**WHAT NEEDS TO BE DONE**:
Transcribe verbatim every line from the line containing "Give me the" to the end of the entries, including both endpoints. Output nothing beyond those lines.
— begin RAW DATA —
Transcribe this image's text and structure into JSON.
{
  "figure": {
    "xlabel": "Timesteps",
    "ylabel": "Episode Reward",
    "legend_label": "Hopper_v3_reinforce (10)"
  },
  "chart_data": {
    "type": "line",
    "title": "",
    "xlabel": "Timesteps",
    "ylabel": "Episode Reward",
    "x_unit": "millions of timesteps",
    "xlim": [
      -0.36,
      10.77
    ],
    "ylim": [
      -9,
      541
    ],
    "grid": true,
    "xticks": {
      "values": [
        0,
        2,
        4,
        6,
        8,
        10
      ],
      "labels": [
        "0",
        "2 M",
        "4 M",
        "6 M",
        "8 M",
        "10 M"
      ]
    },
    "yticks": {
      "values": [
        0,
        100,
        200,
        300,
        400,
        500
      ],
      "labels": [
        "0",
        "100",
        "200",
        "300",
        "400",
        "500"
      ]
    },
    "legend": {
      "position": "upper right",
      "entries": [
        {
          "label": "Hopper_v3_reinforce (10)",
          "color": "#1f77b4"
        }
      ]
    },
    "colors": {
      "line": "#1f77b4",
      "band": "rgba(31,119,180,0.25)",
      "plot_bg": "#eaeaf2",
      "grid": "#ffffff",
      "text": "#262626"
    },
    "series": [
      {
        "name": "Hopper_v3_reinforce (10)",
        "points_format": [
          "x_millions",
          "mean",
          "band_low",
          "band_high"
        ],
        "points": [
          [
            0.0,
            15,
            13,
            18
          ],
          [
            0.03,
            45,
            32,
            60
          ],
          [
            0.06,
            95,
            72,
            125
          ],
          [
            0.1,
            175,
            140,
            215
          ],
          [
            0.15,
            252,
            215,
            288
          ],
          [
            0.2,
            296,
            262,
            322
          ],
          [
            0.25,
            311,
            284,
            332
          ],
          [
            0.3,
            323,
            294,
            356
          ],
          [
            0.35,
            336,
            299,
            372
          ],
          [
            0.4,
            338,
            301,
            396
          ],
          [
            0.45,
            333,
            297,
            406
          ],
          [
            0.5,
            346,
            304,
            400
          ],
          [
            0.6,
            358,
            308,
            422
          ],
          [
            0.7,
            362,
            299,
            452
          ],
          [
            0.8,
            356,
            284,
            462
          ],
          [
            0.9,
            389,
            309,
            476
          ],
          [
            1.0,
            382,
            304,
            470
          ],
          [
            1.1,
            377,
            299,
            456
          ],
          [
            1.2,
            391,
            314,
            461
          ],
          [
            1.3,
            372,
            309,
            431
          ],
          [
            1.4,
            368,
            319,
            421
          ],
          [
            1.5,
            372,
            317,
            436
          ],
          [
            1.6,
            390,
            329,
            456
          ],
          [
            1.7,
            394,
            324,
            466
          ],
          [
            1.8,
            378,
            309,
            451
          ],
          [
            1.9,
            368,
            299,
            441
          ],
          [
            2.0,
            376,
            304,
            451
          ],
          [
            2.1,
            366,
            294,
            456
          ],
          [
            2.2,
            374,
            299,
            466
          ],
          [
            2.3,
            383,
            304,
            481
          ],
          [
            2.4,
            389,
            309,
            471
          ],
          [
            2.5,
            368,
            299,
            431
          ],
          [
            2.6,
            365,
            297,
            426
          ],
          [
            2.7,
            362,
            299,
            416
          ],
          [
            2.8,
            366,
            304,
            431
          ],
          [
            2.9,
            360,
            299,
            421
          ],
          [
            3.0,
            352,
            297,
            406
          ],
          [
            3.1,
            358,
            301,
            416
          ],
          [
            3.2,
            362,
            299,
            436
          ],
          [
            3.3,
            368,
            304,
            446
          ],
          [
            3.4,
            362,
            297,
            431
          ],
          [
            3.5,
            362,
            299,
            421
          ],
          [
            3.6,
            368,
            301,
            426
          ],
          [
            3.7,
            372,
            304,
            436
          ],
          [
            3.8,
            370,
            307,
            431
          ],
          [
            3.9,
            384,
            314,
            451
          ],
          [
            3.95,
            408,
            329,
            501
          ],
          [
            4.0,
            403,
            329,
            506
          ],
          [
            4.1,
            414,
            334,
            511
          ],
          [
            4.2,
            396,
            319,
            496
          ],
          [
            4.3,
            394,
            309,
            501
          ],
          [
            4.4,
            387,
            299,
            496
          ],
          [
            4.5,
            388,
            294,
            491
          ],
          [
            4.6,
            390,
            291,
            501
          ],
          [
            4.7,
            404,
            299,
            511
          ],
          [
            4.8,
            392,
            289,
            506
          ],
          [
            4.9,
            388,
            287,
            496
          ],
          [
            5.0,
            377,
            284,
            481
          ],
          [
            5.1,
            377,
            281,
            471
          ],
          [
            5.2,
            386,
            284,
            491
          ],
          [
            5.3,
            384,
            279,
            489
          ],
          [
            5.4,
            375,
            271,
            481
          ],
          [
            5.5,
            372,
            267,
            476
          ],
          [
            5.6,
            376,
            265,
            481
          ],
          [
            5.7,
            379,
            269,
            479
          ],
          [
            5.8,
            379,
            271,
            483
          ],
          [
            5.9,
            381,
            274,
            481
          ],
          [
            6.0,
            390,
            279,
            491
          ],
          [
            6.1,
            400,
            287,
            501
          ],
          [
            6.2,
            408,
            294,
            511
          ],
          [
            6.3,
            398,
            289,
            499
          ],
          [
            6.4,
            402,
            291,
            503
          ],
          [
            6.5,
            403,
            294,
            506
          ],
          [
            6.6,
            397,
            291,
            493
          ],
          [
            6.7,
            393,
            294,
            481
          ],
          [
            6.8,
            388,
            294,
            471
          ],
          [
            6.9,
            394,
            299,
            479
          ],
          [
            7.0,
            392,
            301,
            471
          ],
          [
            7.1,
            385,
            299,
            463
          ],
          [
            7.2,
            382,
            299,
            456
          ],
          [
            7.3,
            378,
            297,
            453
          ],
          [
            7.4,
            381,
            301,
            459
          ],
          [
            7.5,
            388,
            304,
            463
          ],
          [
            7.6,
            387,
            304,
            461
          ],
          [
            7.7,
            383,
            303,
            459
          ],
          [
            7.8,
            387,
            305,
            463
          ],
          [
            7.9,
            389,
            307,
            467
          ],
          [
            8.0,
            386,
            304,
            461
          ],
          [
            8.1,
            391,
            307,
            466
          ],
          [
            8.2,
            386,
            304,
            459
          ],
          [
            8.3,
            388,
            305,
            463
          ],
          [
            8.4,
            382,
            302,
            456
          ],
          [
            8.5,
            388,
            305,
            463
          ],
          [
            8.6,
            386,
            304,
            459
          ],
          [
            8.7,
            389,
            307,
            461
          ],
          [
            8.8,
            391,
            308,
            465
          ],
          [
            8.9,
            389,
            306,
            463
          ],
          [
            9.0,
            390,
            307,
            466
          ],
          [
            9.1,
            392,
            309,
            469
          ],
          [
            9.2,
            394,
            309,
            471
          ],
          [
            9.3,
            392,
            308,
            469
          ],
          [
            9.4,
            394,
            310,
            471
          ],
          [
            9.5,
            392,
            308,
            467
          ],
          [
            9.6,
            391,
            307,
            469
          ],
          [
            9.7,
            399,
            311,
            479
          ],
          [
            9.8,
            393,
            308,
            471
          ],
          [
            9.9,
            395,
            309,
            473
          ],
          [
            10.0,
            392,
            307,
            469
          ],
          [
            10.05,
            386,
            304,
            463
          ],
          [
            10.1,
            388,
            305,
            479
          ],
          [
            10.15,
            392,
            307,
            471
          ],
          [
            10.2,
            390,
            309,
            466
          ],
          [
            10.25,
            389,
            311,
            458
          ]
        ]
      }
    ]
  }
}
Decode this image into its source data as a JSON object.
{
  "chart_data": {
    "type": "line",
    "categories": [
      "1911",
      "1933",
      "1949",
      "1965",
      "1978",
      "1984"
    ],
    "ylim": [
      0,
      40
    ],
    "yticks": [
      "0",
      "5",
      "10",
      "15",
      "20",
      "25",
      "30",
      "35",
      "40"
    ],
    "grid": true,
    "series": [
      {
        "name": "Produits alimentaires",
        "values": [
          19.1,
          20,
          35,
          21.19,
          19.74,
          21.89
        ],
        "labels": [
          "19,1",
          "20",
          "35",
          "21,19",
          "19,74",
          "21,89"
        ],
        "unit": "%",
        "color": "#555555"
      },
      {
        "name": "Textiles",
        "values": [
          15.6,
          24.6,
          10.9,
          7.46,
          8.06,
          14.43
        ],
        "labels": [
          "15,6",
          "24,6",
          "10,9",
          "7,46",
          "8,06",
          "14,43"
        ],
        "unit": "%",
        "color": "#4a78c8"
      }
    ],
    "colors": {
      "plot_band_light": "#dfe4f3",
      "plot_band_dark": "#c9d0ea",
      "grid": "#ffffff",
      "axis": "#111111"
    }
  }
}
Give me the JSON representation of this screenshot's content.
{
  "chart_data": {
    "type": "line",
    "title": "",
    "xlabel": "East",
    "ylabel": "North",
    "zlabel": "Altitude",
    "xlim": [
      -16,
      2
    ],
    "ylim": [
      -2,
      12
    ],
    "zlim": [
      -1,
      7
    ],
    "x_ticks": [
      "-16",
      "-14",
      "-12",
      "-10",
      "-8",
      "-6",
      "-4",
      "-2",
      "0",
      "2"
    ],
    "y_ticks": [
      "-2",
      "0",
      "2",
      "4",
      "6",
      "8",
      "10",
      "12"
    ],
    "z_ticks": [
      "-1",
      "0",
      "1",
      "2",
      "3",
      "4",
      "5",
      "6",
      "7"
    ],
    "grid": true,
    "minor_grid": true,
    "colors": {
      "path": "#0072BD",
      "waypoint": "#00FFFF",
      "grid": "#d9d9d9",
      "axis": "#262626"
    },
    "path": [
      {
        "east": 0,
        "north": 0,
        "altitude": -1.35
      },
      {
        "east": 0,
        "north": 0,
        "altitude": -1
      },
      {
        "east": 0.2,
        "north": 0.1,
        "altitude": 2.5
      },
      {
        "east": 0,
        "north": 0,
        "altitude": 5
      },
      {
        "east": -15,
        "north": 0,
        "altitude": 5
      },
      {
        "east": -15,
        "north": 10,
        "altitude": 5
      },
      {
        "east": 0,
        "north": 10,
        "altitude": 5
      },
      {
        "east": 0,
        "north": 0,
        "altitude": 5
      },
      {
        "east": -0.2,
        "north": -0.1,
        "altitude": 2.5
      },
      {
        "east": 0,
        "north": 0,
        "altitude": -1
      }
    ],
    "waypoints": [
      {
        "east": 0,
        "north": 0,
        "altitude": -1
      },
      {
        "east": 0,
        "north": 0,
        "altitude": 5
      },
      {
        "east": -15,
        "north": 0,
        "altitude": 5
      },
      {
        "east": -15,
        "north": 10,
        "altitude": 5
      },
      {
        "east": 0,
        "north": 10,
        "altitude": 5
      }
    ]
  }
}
— end RAW DATA —
**SOLUTION TO THE PROBLEM**:
Give me the JSON representation of this screenshot's content.
{
  "chart_data": {
    "type": "line",
    "title": "",
    "xlabel": "East",
    "ylabel": "North",
    "zlabel": "Altitude",
    "xlim": [
      -16,
      2
    ],
    "ylim": [
      -2,
      12
    ],
    "zlim": [
      -1,
      7
    ],
    "x_ticks": [
      "-16",
      "-14",
      "-12",
      "-10",
      "-8",
      "-6",
      "-4",
      "-2",
      "0",
      "2"
    ],
    "y_ticks": [
      "-2",
      "0",
      "2",
      "4",
      "6",
      "8",
      "10",
      "12"
    ],
    "z_ticks": [
      "-1",
      "0",
      "1",
      "2",
      "3",
      "4",
      "5",
      "6",
      "7"
    ],
    "grid": true,
    "minor_grid": true,
    "colors": {
      "path": "#0072BD",
      "waypoint": "#00FFFF",
      "grid": "#d9d9d9",
      "axis": "#262626"
    },
    "path": [
      {
        "east": 0,
        "north": 0,
        "altitude": -1.35
      },
      {
        "east": 0,
        "north": 0,
        "altitude": -1
      },
      {
        "east": 0.2,
        "north": 0.1,
        "altitude": 2.5
      },
      {
        "east": 0,
        "north": 0,
        "altitude": 5
      },
      {
        "east": -15,
        "north": 0,
        "altitude": 5
      },
      {
        "east": -15,
        "north": 10,
        "altitude": 5
      },
      {
        "east": 0,
        "north": 10,
        "altitude": 5
      },
      {
        "east": 0,
        "north": 0,
        "altitude": 5
      },
      {
        "east": -0.2,
        "north": -0.1,
        "altitude": 2.5
      },
      {
        "east": 0,
        "north": 0,
        "altitude": -1
      }
    ],
    "waypoints": [
      {
        "east": 0,
        "north": 0,
        "altitude": -1
      },
      {
        "east": 0,
        "north": 0,
        "altitude": 5
      },
      {
        "east": -15,
        "north": 0,
        "altitude": 5
      },
      {
        "east": -15,
        "north": 10,
        "altitude": 5
      },
      {
        "east": 0,
        "north": 10,
        "altitude": 5
      }
    ]
  }
}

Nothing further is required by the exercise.